# Given data start

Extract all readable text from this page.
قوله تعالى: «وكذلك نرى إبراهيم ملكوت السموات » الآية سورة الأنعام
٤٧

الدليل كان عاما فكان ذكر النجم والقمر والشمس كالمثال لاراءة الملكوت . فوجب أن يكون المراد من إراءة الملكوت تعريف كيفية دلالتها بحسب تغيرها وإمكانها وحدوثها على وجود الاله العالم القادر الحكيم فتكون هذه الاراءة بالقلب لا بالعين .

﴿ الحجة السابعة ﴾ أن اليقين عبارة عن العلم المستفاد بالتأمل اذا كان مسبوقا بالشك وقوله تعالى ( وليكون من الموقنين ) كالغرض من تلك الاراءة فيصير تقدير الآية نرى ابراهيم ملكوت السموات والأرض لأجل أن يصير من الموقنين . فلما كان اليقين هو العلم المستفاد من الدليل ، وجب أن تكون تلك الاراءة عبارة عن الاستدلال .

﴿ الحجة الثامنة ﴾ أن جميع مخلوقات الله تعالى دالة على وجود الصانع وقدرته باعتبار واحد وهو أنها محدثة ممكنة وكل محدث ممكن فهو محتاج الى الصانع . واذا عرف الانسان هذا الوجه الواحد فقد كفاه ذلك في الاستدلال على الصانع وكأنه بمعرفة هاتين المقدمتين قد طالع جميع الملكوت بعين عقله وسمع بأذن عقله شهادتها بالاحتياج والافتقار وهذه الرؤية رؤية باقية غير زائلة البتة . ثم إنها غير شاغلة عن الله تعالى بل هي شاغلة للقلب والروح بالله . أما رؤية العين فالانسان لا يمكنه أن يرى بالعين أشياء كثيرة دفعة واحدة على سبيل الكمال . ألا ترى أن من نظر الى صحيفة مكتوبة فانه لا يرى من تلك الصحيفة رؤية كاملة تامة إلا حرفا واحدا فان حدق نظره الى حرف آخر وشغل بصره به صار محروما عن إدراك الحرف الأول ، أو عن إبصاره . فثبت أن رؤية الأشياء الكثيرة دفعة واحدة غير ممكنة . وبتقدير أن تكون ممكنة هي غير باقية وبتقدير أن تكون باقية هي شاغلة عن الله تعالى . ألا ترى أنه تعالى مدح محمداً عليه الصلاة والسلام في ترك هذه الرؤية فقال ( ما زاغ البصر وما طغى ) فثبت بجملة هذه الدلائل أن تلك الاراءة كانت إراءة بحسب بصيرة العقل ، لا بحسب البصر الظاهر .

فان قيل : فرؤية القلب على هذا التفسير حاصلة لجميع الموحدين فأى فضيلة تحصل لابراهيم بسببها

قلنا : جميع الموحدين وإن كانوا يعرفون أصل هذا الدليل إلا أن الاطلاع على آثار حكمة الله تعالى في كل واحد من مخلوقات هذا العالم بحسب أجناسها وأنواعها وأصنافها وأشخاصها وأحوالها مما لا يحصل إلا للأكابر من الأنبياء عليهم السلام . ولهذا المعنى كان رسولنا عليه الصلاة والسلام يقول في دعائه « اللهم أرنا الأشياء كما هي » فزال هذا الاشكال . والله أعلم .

# Given data end

- **Your task**
Would you give the material above again, complete and exact?

- **Solution to this exercise**
Extract all readable text from this page.
قوله تعالى: «وكذلك نرى إبراهيم ملكوت السموات » الآية سورة الأنعام
٤٧

الدليل كان عاما فكان ذكر النجم والقمر والشمس كالمثال لاراءة الملكوت . فوجب أن يكون المراد من إراءة الملكوت تعريف كيفية دلالتها بحسب تغيرها وإمكانها وحدوثها على وجود الاله العالم القادر الحكيم فتكون هذه الاراءة بالقلب لا بالعين .

﴿ الحجة السابعة ﴾ أن اليقين عبارة عن العلم المستفاد بالتأمل اذا كان مسبوقا بالشك وقوله تعالى ( وليكون من الموقنين ) كالغرض من تلك الاراءة فيصير تقدير الآية نرى ابراهيم ملكوت السموات والأرض لأجل أن يصير من الموقنين . فلما كان اليقين هو العلم المستفاد من الدليل ، وجب أن تكون تلك الاراءة عبارة عن الاستدلال .

﴿ الحجة الثامنة ﴾ أن جميع مخلوقات الله تعالى دالة على وجود الصانع وقدرته باعتبار واحد وهو أنها محدثة ممكنة وكل محدث ممكن فهو محتاج الى الصانع . واذا عرف الانسان هذا الوجه الواحد فقد كفاه ذلك في الاستدلال على الصانع وكأنه بمعرفة هاتين المقدمتين قد طالع جميع الملكوت بعين عقله وسمع بأذن عقله شهادتها بالاحتياج والافتقار وهذه الرؤية رؤية باقية غير زائلة البتة . ثم إنها غير شاغلة عن الله تعالى بل هي شاغلة للقلب والروح بالله . أما رؤية العين فالانسان لا يمكنه أن يرى بالعين أشياء كثيرة دفعة واحدة على سبيل الكمال . ألا ترى أن من نظر الى صحيفة مكتوبة فانه لا يرى من تلك الصحيفة رؤية كاملة تامة إلا حرفا واحدا فان حدق نظره الى حرف آخر وشغل بصره به صار محروما عن إدراك الحرف الأول ، أو عن إبصاره . فثبت أن رؤية الأشياء الكثيرة دفعة واحدة غير ممكنة . وبتقدير أن تكون ممكنة هي غير باقية وبتقدير أن تكون باقية هي شاغلة عن الله تعالى . ألا ترى أنه تعالى مدح محمداً عليه الصلاة والسلام في ترك هذه الرؤية فقال ( ما زاغ البصر وما طغى ) فثبت بجملة هذه الدلائل أن تلك الاراءة كانت إراءة بحسب بصيرة العقل ، لا بحسب البصر الظاهر .

فان قيل : فرؤية القلب على هذا التفسير حاصلة لجميع الموحدين فأى فضيلة تحصل لابراهيم بسببها

قلنا : جميع الموحدين وإن كانوا يعرفون أصل هذا الدليل إلا أن الاطلاع على آثار حكمة الله تعالى في كل واحد من مخلوقات هذا العالم بحسب أجناسها وأنواعها وأصنافها وأشخاصها وأحوالها مما لا يحصل إلا للأكابر من الأنبياء عليهم السلام . ولهذا المعنى كان رسولنا عليه الصلاة والسلام يقول في دعائه « اللهم أرنا الأشياء كما هي » فزال هذا الاشكال . والله أعلم .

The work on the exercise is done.